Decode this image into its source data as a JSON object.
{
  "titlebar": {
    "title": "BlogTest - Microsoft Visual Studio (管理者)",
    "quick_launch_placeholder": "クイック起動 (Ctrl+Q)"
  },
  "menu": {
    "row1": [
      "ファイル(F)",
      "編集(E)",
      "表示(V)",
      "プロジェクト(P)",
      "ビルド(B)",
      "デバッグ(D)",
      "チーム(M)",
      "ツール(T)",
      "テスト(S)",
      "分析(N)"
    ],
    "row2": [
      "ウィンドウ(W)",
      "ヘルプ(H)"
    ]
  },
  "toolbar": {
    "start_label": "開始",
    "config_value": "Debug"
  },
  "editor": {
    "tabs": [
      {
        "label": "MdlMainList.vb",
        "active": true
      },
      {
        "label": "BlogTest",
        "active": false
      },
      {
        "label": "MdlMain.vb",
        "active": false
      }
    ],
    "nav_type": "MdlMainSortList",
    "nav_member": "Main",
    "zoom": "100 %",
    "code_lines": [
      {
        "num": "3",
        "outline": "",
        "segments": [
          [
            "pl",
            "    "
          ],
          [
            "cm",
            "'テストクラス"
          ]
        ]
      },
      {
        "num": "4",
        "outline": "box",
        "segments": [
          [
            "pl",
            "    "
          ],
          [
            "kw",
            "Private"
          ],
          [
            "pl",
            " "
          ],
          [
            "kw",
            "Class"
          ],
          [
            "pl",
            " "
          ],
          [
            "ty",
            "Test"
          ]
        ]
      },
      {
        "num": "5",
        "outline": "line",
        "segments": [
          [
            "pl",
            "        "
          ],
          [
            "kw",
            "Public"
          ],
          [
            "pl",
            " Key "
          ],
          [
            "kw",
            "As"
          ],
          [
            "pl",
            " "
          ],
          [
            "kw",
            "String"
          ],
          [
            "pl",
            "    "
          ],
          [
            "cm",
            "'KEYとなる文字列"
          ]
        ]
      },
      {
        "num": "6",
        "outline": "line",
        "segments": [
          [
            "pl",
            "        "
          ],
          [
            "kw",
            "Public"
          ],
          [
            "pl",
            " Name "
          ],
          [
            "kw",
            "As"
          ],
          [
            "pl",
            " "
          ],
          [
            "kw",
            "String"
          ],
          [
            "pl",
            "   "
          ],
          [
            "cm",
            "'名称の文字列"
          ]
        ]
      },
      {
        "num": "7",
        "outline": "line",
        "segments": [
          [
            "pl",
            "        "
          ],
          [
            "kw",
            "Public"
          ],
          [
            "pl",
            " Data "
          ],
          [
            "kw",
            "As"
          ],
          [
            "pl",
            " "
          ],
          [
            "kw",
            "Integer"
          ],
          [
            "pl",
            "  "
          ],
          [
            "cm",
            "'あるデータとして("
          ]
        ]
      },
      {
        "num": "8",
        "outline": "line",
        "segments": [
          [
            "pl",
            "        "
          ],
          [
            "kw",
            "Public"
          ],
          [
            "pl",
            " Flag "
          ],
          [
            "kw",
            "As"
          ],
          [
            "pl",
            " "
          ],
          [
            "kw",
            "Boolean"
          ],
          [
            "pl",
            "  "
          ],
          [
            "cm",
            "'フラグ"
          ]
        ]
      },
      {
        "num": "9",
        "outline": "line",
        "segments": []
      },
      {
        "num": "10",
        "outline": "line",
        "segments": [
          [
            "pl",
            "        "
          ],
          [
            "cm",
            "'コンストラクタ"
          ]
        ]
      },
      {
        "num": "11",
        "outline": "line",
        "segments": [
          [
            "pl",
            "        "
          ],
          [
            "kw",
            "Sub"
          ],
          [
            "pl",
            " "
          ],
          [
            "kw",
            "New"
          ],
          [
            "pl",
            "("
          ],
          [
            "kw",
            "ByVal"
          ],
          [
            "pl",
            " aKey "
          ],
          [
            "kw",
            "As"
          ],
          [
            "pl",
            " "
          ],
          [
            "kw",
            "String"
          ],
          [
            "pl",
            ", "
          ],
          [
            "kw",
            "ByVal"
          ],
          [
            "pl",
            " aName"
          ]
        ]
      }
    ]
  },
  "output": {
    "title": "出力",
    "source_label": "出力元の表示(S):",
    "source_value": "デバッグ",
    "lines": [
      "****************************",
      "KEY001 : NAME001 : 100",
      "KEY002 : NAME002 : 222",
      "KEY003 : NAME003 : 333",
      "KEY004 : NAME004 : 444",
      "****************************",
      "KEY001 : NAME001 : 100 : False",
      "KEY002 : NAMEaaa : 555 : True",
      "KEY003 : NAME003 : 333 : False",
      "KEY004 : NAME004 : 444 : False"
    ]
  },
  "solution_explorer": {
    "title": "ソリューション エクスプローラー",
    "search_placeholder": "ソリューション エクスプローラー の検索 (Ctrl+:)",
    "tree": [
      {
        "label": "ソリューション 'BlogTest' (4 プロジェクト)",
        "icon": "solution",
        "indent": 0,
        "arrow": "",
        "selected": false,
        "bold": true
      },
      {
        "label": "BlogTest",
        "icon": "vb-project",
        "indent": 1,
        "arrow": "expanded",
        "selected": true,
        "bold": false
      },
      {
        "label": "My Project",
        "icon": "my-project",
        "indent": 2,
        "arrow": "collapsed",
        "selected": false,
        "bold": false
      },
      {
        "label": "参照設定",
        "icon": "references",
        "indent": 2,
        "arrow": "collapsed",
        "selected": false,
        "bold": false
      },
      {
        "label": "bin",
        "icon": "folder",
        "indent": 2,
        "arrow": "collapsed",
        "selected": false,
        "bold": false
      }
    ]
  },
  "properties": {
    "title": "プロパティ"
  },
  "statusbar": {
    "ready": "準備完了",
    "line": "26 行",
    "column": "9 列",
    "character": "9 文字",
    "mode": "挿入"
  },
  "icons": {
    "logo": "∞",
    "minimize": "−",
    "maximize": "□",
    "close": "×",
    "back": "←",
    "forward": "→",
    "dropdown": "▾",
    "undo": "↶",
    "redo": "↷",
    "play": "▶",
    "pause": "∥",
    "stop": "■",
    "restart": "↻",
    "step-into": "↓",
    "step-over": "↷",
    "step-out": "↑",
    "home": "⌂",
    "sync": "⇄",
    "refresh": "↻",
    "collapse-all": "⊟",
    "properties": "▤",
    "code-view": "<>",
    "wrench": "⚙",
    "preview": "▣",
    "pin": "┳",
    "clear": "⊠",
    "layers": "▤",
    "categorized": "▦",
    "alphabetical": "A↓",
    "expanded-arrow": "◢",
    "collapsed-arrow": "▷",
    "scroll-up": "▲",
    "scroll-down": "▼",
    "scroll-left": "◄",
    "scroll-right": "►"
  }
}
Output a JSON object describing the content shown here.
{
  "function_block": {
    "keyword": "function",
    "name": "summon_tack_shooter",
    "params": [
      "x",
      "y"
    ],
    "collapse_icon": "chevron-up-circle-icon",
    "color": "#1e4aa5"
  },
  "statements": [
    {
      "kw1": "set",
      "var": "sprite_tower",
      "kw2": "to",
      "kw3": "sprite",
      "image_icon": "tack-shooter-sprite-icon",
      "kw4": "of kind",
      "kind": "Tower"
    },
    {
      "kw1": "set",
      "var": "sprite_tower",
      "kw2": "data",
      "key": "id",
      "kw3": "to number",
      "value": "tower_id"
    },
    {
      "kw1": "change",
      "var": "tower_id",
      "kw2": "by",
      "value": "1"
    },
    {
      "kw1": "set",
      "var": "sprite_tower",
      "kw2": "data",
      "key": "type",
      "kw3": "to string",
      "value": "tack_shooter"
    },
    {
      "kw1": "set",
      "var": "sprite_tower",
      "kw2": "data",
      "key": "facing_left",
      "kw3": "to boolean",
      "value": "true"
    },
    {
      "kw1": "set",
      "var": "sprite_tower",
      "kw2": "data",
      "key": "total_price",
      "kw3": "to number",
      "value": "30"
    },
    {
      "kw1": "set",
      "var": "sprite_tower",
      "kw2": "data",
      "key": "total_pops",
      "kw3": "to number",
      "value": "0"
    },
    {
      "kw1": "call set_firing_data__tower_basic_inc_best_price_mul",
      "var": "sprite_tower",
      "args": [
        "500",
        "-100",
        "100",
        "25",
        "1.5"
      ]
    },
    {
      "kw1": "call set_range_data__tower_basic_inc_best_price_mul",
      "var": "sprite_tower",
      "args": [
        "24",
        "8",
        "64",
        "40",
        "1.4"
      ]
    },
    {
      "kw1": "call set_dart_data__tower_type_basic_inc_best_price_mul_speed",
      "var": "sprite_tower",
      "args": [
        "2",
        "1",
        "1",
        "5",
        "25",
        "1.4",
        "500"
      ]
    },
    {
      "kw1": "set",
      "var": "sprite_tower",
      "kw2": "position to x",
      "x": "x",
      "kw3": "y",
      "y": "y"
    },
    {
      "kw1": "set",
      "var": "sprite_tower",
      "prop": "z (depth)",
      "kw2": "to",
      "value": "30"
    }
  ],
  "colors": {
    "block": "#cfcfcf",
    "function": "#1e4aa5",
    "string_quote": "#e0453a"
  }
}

___

Set problem
Gather each line from the listing above that holds "エクスプローラー".

Result below
    "title": "ソリューション エクスプローラー",
    "search_placeholder": "ソリューション エクスプローラー の検索 (Ctrl+:)",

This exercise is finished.